** Start of Given entries **

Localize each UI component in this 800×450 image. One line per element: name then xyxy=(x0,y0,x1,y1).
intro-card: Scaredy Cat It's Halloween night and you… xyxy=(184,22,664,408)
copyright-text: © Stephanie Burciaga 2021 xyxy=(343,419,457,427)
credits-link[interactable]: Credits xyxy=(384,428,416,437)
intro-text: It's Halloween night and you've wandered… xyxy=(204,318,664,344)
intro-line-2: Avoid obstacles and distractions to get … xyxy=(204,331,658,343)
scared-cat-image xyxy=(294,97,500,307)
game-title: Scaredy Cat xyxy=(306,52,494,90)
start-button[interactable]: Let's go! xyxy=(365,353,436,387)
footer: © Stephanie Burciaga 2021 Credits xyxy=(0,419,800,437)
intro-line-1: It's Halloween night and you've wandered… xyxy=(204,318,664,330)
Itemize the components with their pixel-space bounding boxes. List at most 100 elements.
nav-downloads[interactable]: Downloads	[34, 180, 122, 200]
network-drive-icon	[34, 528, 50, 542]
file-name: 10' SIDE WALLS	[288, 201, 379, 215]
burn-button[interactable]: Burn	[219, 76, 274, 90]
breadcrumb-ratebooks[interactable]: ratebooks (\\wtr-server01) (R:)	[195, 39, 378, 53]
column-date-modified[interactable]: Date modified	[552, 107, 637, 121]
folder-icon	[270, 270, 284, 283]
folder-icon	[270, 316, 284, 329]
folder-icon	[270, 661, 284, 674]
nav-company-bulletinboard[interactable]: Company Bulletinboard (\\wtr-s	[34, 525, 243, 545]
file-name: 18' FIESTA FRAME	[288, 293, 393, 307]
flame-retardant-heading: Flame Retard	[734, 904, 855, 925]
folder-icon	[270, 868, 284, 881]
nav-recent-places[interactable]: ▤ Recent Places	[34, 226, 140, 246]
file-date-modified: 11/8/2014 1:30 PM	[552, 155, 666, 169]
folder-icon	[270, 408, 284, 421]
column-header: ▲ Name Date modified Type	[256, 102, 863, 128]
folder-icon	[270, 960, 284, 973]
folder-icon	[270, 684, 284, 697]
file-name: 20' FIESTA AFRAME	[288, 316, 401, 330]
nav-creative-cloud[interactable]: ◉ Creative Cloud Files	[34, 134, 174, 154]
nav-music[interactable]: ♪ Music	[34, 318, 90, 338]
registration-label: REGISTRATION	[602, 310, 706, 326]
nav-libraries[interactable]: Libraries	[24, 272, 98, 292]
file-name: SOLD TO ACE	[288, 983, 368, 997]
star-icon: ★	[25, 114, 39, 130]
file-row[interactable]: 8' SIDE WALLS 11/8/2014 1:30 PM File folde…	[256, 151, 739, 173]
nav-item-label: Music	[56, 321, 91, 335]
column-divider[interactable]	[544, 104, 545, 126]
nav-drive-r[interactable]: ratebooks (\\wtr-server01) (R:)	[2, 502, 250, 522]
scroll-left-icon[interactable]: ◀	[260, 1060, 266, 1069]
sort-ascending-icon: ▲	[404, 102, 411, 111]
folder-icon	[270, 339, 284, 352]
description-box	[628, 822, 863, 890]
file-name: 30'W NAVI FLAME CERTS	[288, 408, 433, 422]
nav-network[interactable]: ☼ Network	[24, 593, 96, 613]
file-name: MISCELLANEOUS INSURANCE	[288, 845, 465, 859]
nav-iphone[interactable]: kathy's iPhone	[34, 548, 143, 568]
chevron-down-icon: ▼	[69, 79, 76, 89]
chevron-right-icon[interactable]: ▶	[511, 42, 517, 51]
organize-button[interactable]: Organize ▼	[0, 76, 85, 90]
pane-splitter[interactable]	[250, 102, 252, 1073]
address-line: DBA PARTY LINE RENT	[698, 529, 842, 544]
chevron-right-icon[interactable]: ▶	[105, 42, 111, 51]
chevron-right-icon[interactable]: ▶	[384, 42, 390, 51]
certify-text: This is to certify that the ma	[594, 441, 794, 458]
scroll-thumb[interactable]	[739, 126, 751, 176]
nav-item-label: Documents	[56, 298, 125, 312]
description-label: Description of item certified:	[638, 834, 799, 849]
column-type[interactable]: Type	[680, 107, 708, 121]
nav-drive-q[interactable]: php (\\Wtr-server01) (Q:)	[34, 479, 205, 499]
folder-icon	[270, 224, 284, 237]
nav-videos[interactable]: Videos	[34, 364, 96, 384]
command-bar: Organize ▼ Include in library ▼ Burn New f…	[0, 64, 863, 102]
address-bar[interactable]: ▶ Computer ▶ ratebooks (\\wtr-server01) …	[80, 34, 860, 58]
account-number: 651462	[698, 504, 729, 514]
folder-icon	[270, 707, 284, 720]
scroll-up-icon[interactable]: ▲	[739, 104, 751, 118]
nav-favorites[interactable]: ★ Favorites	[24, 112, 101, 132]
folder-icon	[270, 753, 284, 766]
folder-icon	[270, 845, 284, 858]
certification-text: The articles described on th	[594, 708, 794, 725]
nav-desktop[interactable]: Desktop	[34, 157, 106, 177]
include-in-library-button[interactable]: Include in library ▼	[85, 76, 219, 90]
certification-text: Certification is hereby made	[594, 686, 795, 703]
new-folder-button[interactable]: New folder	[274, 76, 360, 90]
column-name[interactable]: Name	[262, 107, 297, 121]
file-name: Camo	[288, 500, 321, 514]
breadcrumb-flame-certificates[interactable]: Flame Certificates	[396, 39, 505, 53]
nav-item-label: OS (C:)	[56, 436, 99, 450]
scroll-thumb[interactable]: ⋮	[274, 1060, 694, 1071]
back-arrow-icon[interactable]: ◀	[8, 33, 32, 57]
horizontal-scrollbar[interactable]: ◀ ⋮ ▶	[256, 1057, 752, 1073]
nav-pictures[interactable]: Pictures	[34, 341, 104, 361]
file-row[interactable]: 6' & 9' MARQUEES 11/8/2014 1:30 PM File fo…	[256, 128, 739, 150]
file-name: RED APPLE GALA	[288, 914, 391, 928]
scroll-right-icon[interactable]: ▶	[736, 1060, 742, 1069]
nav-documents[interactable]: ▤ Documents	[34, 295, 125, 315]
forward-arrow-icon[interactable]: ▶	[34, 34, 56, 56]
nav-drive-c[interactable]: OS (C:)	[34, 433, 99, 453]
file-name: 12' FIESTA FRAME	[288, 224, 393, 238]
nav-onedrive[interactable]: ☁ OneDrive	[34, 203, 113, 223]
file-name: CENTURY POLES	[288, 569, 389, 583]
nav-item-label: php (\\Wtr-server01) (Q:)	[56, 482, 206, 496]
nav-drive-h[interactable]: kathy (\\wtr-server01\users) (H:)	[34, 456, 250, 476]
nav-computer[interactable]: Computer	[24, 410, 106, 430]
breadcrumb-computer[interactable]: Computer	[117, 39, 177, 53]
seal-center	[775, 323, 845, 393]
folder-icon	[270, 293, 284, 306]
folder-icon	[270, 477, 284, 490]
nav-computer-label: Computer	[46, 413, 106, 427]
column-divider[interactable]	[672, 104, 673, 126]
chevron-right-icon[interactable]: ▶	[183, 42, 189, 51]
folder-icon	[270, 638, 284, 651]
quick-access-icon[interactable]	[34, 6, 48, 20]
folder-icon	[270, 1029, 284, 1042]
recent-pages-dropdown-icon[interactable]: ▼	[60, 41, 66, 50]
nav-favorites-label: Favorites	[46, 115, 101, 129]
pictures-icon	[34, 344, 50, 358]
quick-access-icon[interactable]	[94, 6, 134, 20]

** End of Given entries **

Copy the records above, starting at their first line and stopping after the line that contains "316, 284, 329]". Include both of those lines and reproduce every line unchanged.

(Final answer):
Localize each UI component in this 800×450 image. One line per element: name then xyxy=(x0,y0,x1,y1).
intro-card: Scaredy Cat It's Halloween night and you… xyxy=(184,22,664,408)
copyright-text: © Stephanie Burciaga 2021 xyxy=(343,419,457,427)
credits-link[interactable]: Credits xyxy=(384,428,416,437)
intro-text: It's Halloween night and you've wandered… xyxy=(204,318,664,344)
intro-line-2: Avoid obstacles and distractions to get … xyxy=(204,331,658,343)
scared-cat-image xyxy=(294,97,500,307)
game-title: Scaredy Cat xyxy=(306,52,494,90)
start-button[interactable]: Let's go! xyxy=(365,353,436,387)
footer: © Stephanie Burciaga 2021 Credits xyxy=(0,419,800,437)
intro-line-1: It's Halloween night and you've wandered… xyxy=(204,318,664,330)
Itemize the components with their pixel-space bounding boxes. List at most 100 elements.
nav-downloads[interactable]: Downloads	[34, 180, 122, 200]
network-drive-icon	[34, 528, 50, 542]
file-name: 10' SIDE WALLS	[288, 201, 379, 215]
burn-button[interactable]: Burn	[219, 76, 274, 90]
breadcrumb-ratebooks[interactable]: ratebooks (\\wtr-server01) (R:)	[195, 39, 378, 53]
column-date-modified[interactable]: Date modified	[552, 107, 637, 121]
folder-icon	[270, 270, 284, 283]
folder-icon	[270, 316, 284, 329]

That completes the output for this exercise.